__The exercise__
Filter the entries below, keeping every line that has the word "JSON".

__Exercise input__
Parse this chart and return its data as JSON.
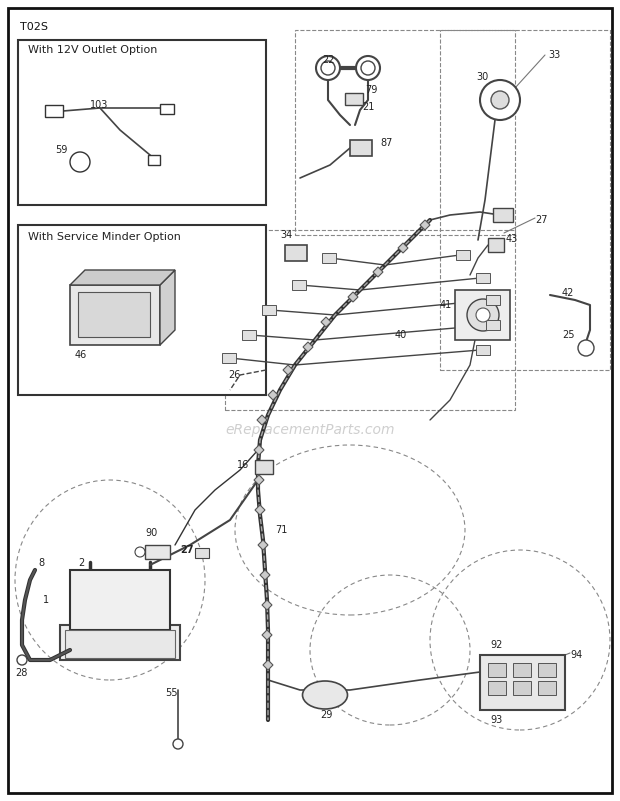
{
  "title": "T02S",
  "bg_color": "#ffffff",
  "fig_width": 6.2,
  "fig_height": 8.01,
  "watermark": "eReplacementParts.com"
}
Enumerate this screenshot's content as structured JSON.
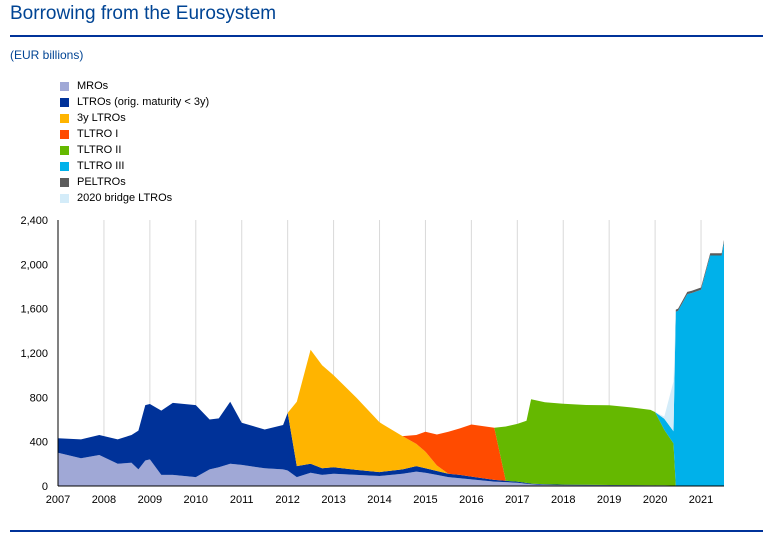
{
  "page": {
    "title": "Borrowing from the Eurosystem",
    "unit": "(EUR billions)"
  },
  "chart_data": {
    "type": "area",
    "stacked": true,
    "title": "Borrowing from the Eurosystem",
    "ylabel": "(EUR billions)",
    "xlim": [
      2007.0,
      2021.5
    ],
    "ylim": [
      0,
      2400
    ],
    "yticks": [
      "0",
      "400",
      "800",
      "1,200",
      "1,600",
      "2,000",
      "2,400"
    ],
    "xticks": [
      "2007",
      "2008",
      "2009",
      "2010",
      "2011",
      "2012",
      "2013",
      "2014",
      "2015",
      "2016",
      "2017",
      "2018",
      "2019",
      "2020",
      "2021"
    ],
    "grid": "vertical",
    "legend_position": "top-left",
    "x": [
      2007.0,
      2007.5,
      2007.9,
      2008.3,
      2008.6,
      2008.75,
      2008.9,
      2009.0,
      2009.25,
      2009.5,
      2009.75,
      2010.0,
      2010.3,
      2010.5,
      2010.75,
      2011.0,
      2011.5,
      2011.9,
      2012.0,
      2012.2,
      2012.5,
      2012.75,
      2013.0,
      2013.5,
      2014.0,
      2014.5,
      2014.8,
      2015.0,
      2015.25,
      2015.5,
      2015.75,
      2016.0,
      2016.25,
      2016.5,
      2016.75,
      2017.0,
      2017.2,
      2017.3,
      2017.6,
      2018.0,
      2018.5,
      2019.0,
      2019.5,
      2019.9,
      2020.0,
      2020.2,
      2020.4,
      2020.45,
      2020.5,
      2020.7,
      2020.8,
      2021.0,
      2021.2,
      2021.3,
      2021.45,
      2021.5
    ],
    "series": [
      {
        "name": "MROs",
        "color": "#a0a8d6",
        "values": [
          300,
          250,
          280,
          200,
          210,
          150,
          230,
          240,
          100,
          100,
          90,
          80,
          150,
          170,
          200,
          190,
          160,
          150,
          140,
          80,
          120,
          100,
          110,
          100,
          90,
          110,
          130,
          120,
          100,
          80,
          70,
          60,
          50,
          40,
          35,
          30,
          20,
          15,
          10,
          8,
          7,
          6,
          5,
          5,
          5,
          5,
          3,
          2,
          1,
          1,
          1,
          1,
          0,
          0,
          0,
          0
        ]
      },
      {
        "name": "LTROs (orig. maturity < 3y)",
        "color": "#003299",
        "values": [
          130,
          170,
          180,
          220,
          250,
          350,
          500,
          500,
          580,
          650,
          650,
          650,
          450,
          440,
          560,
          380,
          350,
          400,
          520,
          100,
          80,
          60,
          60,
          45,
          35,
          40,
          50,
          40,
          35,
          30,
          30,
          25,
          20,
          15,
          12,
          10,
          8,
          7,
          6,
          5,
          4,
          3,
          3,
          2,
          2,
          1,
          1,
          0,
          0,
          0,
          0,
          0,
          0,
          0,
          0,
          0
        ]
      },
      {
        "name": "3y LTROs",
        "color": "#ffb400",
        "values": [
          0,
          0,
          0,
          0,
          0,
          0,
          0,
          0,
          0,
          0,
          0,
          0,
          0,
          0,
          0,
          0,
          0,
          0,
          0,
          580,
          1030,
          930,
          830,
          650,
          450,
          300,
          200,
          150,
          50,
          0,
          0,
          0,
          0,
          0,
          0,
          0,
          0,
          0,
          0,
          0,
          0,
          0,
          0,
          0,
          0,
          0,
          0,
          0,
          0,
          0,
          0,
          0,
          0,
          0,
          0,
          0
        ]
      },
      {
        "name": "TLTRO I",
        "color": "#ff4b00",
        "values": [
          0,
          0,
          0,
          0,
          0,
          0,
          0,
          0,
          0,
          0,
          0,
          0,
          0,
          0,
          0,
          0,
          0,
          0,
          0,
          0,
          0,
          0,
          0,
          0,
          0,
          0,
          80,
          180,
          280,
          380,
          420,
          470,
          470,
          470,
          0,
          0,
          0,
          0,
          0,
          0,
          0,
          0,
          0,
          0,
          0,
          0,
          0,
          0,
          0,
          0,
          0,
          0,
          0,
          0,
          0,
          0
        ]
      },
      {
        "name": "TLTRO II",
        "color": "#65b800",
        "values": [
          0,
          0,
          0,
          0,
          0,
          0,
          0,
          0,
          0,
          0,
          0,
          0,
          0,
          0,
          0,
          0,
          0,
          0,
          0,
          0,
          0,
          0,
          0,
          0,
          0,
          0,
          0,
          0,
          0,
          0,
          0,
          0,
          0,
          0,
          490,
          520,
          560,
          760,
          740,
          730,
          720,
          720,
          700,
          680,
          660,
          500,
          380,
          0,
          0,
          0,
          0,
          0,
          0,
          0,
          0,
          0
        ]
      },
      {
        "name": "TLTRO III",
        "color": "#00b1ea",
        "values": [
          0,
          0,
          0,
          0,
          0,
          0,
          0,
          0,
          0,
          0,
          0,
          0,
          0,
          0,
          0,
          0,
          0,
          0,
          0,
          0,
          0,
          0,
          0,
          0,
          0,
          0,
          0,
          0,
          0,
          0,
          0,
          0,
          0,
          0,
          0,
          0,
          0,
          0,
          0,
          0,
          0,
          0,
          0,
          0,
          0,
          100,
          110,
          1570,
          1580,
          1730,
          1740,
          1770,
          2080,
          2080,
          2080,
          2200
        ]
      },
      {
        "name": "PELTROs",
        "color": "#5c5c5c",
        "values": [
          0,
          0,
          0,
          0,
          0,
          0,
          0,
          0,
          0,
          0,
          0,
          0,
          0,
          0,
          0,
          0,
          0,
          0,
          0,
          0,
          0,
          0,
          0,
          0,
          0,
          0,
          0,
          0,
          0,
          0,
          0,
          0,
          0,
          0,
          0,
          0,
          0,
          0,
          0,
          0,
          0,
          0,
          0,
          0,
          0,
          0,
          0,
          20,
          20,
          20,
          20,
          20,
          20,
          20,
          20,
          20
        ]
      },
      {
        "name": "2020 bridge LTROs",
        "color": "#d4ecf9",
        "values": [
          0,
          0,
          0,
          0,
          0,
          0,
          0,
          0,
          0,
          0,
          0,
          0,
          0,
          0,
          0,
          0,
          0,
          0,
          0,
          0,
          0,
          0,
          0,
          0,
          0,
          0,
          0,
          0,
          0,
          0,
          0,
          0,
          0,
          0,
          0,
          0,
          0,
          0,
          0,
          0,
          0,
          0,
          0,
          0,
          0,
          20,
          450,
          0,
          0,
          0,
          0,
          0,
          0,
          0,
          0,
          0
        ]
      }
    ]
  }
}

__Response below__
Parse this chart and return its data as JSON.
Enumerate this screenshot's content as structured JSON.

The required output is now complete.